→ CHALLENGE
Reproduce the material in full, unchanged.
-- start of DATA PROVIDED --
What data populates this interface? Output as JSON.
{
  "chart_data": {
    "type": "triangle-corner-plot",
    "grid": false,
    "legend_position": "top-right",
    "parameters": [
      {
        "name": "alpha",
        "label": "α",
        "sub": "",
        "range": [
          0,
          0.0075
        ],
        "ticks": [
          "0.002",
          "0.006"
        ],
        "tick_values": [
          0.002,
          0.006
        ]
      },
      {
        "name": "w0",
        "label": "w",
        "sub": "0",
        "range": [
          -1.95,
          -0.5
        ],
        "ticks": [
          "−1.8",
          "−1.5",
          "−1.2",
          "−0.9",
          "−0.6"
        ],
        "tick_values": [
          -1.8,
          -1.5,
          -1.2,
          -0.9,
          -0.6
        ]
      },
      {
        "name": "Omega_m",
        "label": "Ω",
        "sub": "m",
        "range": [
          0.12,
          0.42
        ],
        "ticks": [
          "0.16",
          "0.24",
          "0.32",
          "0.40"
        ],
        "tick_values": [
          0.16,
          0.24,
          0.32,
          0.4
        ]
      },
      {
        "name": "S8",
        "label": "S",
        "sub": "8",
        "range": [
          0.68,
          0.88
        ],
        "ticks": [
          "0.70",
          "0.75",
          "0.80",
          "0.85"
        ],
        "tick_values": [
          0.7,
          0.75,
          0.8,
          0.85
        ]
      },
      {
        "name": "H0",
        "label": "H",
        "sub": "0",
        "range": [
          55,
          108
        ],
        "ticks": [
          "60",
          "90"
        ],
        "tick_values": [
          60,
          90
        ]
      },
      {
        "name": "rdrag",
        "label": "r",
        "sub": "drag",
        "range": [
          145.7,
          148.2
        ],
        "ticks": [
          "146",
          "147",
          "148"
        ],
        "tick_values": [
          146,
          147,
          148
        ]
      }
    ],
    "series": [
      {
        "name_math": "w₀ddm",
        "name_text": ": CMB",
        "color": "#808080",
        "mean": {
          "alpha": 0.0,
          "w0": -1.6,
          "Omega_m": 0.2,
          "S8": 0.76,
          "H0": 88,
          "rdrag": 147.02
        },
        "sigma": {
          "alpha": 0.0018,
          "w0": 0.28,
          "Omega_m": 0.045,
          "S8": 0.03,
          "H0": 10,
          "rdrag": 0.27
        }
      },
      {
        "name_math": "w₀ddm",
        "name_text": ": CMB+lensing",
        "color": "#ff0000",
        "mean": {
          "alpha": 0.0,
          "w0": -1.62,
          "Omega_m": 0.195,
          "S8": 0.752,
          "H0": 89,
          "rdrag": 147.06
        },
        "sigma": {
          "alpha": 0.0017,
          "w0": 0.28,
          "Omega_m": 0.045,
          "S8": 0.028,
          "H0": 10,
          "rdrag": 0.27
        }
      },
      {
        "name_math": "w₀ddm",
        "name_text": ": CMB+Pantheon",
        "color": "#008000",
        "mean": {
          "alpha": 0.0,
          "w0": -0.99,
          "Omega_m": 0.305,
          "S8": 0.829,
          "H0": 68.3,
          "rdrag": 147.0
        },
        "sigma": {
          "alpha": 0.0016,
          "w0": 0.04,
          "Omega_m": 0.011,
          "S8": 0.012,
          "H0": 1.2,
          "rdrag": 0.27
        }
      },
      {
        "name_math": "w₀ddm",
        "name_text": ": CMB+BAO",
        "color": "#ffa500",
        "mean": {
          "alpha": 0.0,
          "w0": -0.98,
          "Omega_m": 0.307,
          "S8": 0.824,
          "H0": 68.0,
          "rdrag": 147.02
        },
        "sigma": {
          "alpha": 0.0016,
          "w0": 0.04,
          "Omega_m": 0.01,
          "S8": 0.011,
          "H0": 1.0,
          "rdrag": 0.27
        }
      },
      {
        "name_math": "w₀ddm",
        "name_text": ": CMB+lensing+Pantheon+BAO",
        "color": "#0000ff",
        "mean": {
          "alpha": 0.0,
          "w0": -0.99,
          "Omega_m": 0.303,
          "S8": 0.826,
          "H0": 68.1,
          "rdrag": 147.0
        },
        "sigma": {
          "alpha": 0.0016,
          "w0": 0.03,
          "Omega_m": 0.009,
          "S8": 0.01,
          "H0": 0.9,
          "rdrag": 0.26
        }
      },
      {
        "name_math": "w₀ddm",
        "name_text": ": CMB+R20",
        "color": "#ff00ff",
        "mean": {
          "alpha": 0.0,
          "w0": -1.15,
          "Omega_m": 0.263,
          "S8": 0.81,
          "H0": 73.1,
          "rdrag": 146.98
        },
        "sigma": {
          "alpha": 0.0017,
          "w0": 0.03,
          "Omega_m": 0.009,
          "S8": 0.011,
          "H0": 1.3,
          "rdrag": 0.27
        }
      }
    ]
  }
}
-- end of DATA PROVIDED --
→ SOLUTION TO THE PROBLEM
What data populates this interface? Output as JSON.
{
  "chart_data": {
    "type": "triangle-corner-plot",
    "grid": false,
    "legend_position": "top-right",
    "parameters": [
      {
        "name": "alpha",
        "label": "α",
        "sub": "",
        "range": [
          0,
          0.0075
        ],
        "ticks": [
          "0.002",
          "0.006"
        ],
        "tick_values": [
          0.002,
          0.006
        ]
      },
      {
        "name": "w0",
        "label": "w",
        "sub": "0",
        "range": [
          -1.95,
          -0.5
        ],
        "ticks": [
          "−1.8",
          "−1.5",
          "−1.2",
          "−0.9",
          "−0.6"
        ],
        "tick_values": [
          -1.8,
          -1.5,
          -1.2,
          -0.9,
          -0.6
        ]
      },
      {
        "name": "Omega_m",
        "label": "Ω",
        "sub": "m",
        "range": [
          0.12,
          0.42
        ],
        "ticks": [
          "0.16",
          "0.24",
          "0.32",
          "0.40"
        ],
        "tick_values": [
          0.16,
          0.24,
          0.32,
          0.4
        ]
      },
      {
        "name": "S8",
        "label": "S",
        "sub": "8",
        "range": [
          0.68,
          0.88
        ],
        "ticks": [
          "0.70",
          "0.75",
          "0.80",
          "0.85"
        ],
        "tick_values": [
          0.7,
          0.75,
          0.8,
          0.85
        ]
      },
      {
        "name": "H0",
        "label": "H",
        "sub": "0",
        "range": [
          55,
          108
        ],
        "ticks": [
          "60",
          "90"
        ],
        "tick_values": [
          60,
          90
        ]
      },
      {
        "name": "rdrag",
        "label": "r",
        "sub": "drag",
        "range": [
          145.7,
          148.2
        ],
        "ticks": [
          "146",
          "147",
          "148"
        ],
        "tick_values": [
          146,
          147,
          148
        ]
      }
    ],
    "series": [
      {
        "name_math": "w₀ddm",
        "name_text": ": CMB",
        "color": "#808080",
        "mean": {
          "alpha": 0.0,
          "w0": -1.6,
          "Omega_m": 0.2,
          "S8": 0.76,
          "H0": 88,
          "rdrag": 147.02
        },
        "sigma": {
          "alpha": 0.0018,
          "w0": 0.28,
          "Omega_m": 0.045,
          "S8": 0.03,
          "H0": 10,
          "rdrag": 0.27
        }
      },
      {
        "name_math": "w₀ddm",
        "name_text": ": CMB+lensing",
        "color": "#ff0000",
        "mean": {
          "alpha": 0.0,
          "w0": -1.62,
          "Omega_m": 0.195,
          "S8": 0.752,
          "H0": 89,
          "rdrag": 147.06
        },
        "sigma": {
          "alpha": 0.0017,
          "w0": 0.28,
          "Omega_m": 0.045,
          "S8": 0.028,
          "H0": 10,
          "rdrag": 0.27
        }
      },
      {
        "name_math": "w₀ddm",
        "name_text": ": CMB+Pantheon",
        "color": "#008000",
        "mean": {
          "alpha": 0.0,
          "w0": -0.99,
          "Omega_m": 0.305,
          "S8": 0.829,
          "H0": 68.3,
          "rdrag": 147.0
        },
        "sigma": {
          "alpha": 0.0016,
          "w0": 0.04,
          "Omega_m": 0.011,
          "S8": 0.012,
          "H0": 1.2,
          "rdrag": 0.27
        }
      },
      {
        "name_math": "w₀ddm",
        "name_text": ": CMB+BAO",
        "color": "#ffa500",
        "mean": {
          "alpha": 0.0,
          "w0": -0.98,
          "Omega_m": 0.307,
          "S8": 0.824,
          "H0": 68.0,
          "rdrag": 147.02
        },
        "sigma": {
          "alpha": 0.0016,
          "w0": 0.04,
          "Omega_m": 0.01,
          "S8": 0.011,
          "H0": 1.0,
          "rdrag": 0.27
        }
      },
      {
        "name_math": "w₀ddm",
        "name_text": ": CMB+lensing+Pantheon+BAO",
        "color": "#0000ff",
        "mean": {
          "alpha": 0.0,
          "w0": -0.99,
          "Omega_m": 0.303,
          "S8": 0.826,
          "H0": 68.1,
          "rdrag": 147.0
        },
        "sigma": {
          "alpha": 0.0016,
          "w0": 0.03,
          "Omega_m": 0.009,
          "S8": 0.01,
          "H0": 0.9,
          "rdrag": 0.26
        }
      },
      {
        "name_math": "w₀ddm",
        "name_text": ": CMB+R20",
        "color": "#ff00ff",
        "mean": {
          "alpha": 0.0,
          "w0": -1.15,
          "Omega_m": 0.263,
          "S8": 0.81,
          "H0": 73.1,
          "rdrag": 146.98
        },
        "sigma": {
          "alpha": 0.0017,
          "w0": 0.03,
          "Omega_m": 0.009,
          "S8": 0.011,
          "H0": 1.3,
          "rdrag": 0.27
        }
      }
    ]
  }
}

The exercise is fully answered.